### What to produce
Copy out the lines below that hold the word "underweight".

Segment Start: Provided data

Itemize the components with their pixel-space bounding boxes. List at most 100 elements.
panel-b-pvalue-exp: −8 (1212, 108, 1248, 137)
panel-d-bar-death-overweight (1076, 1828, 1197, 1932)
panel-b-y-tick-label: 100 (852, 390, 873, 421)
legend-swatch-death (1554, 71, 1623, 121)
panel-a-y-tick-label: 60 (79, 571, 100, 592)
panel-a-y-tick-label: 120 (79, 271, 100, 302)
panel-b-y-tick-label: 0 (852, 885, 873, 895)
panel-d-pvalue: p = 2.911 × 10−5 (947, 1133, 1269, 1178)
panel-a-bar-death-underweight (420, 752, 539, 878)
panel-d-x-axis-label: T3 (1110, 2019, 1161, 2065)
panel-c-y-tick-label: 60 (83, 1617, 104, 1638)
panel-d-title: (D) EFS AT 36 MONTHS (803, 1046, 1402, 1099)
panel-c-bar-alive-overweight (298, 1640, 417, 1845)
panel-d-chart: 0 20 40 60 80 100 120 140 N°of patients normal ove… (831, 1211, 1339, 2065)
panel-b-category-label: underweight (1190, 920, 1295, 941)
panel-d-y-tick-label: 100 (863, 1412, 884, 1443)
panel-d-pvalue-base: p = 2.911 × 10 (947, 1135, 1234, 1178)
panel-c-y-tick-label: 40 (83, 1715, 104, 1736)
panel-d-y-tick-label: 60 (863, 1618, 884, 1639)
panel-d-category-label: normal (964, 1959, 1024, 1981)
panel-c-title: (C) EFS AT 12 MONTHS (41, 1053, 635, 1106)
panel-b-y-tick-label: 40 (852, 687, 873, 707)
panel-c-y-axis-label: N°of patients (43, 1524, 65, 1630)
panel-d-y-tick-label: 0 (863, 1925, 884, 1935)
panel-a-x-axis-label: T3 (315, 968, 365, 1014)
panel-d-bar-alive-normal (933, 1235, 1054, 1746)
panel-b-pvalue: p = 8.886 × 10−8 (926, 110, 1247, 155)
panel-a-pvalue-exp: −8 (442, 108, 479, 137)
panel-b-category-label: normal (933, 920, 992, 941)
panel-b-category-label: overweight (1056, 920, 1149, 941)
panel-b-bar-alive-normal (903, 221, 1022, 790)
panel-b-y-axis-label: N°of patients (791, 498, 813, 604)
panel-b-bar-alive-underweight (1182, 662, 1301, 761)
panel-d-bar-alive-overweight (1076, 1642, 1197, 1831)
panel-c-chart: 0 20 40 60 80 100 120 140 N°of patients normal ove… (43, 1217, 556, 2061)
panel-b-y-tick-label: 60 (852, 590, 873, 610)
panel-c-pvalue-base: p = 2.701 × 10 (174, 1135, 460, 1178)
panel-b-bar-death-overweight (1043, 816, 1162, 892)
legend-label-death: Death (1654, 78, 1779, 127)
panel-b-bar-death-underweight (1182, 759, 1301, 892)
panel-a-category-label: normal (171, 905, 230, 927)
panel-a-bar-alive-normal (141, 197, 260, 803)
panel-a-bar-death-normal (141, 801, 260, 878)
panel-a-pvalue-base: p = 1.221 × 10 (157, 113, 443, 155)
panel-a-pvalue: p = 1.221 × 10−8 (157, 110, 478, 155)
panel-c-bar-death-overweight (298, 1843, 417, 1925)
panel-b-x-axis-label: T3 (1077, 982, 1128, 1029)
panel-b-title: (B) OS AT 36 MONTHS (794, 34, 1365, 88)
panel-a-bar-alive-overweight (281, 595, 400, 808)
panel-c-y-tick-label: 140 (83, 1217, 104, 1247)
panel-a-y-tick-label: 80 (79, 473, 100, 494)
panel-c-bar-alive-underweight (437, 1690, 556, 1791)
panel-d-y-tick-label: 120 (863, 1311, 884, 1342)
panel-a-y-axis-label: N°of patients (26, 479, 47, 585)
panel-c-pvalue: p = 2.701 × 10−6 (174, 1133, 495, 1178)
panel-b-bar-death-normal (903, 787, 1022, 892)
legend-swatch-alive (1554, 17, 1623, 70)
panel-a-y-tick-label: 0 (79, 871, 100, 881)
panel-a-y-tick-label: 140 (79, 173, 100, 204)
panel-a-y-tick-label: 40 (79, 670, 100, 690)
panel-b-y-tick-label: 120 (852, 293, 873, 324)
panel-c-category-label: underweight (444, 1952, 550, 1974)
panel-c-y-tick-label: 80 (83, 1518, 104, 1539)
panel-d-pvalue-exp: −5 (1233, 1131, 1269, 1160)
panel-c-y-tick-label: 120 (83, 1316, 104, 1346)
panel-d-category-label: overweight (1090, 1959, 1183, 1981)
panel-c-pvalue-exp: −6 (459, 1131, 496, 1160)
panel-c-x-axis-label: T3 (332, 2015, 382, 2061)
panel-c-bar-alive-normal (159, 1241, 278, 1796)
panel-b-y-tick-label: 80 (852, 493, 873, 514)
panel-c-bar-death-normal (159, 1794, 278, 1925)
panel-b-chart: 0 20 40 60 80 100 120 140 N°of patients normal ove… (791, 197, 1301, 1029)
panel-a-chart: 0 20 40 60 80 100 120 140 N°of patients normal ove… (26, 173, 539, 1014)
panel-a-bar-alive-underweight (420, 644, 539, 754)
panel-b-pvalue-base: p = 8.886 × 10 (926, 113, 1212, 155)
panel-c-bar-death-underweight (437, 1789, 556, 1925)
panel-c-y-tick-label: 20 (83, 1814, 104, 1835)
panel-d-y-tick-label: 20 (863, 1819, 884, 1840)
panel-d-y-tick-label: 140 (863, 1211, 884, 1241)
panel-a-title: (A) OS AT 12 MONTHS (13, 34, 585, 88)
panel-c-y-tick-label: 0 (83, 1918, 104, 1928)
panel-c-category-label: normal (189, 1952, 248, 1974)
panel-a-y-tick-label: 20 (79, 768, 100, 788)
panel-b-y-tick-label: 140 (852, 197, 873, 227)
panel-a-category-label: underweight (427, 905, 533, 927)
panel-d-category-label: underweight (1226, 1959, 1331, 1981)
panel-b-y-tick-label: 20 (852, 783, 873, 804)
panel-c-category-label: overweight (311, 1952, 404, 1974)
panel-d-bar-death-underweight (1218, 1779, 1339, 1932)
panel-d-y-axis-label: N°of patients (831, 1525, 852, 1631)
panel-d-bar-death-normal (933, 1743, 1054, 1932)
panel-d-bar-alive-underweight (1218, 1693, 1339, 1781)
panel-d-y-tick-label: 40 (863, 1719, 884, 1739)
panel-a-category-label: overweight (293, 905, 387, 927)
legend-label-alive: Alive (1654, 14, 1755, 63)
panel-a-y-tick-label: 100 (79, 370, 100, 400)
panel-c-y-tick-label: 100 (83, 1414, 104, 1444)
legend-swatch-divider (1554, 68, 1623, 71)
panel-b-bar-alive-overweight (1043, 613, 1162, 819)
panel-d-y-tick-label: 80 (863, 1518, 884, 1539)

Segment End: Provided data

### Task result
panel-a-bar-death-underweight (420, 752, 539, 878)
panel-b-category-label: underweight (1190, 920, 1295, 941)
panel-b-bar-alive-underweight (1182, 662, 1301, 761)
panel-b-bar-death-underweight (1182, 759, 1301, 892)
panel-c-bar-alive-underweight (437, 1690, 556, 1791)
panel-c-category-label: underweight (444, 1952, 550, 1974)
panel-a-bar-alive-underweight (420, 644, 539, 754)
panel-c-bar-death-underweight (437, 1789, 556, 1925)
panel-a-category-label: underweight (427, 905, 533, 927)
panel-d-category-label: underweight (1226, 1959, 1331, 1981)
panel-d-bar-death-underweight (1218, 1779, 1339, 1932)
panel-d-bar-alive-underweight (1218, 1693, 1339, 1781)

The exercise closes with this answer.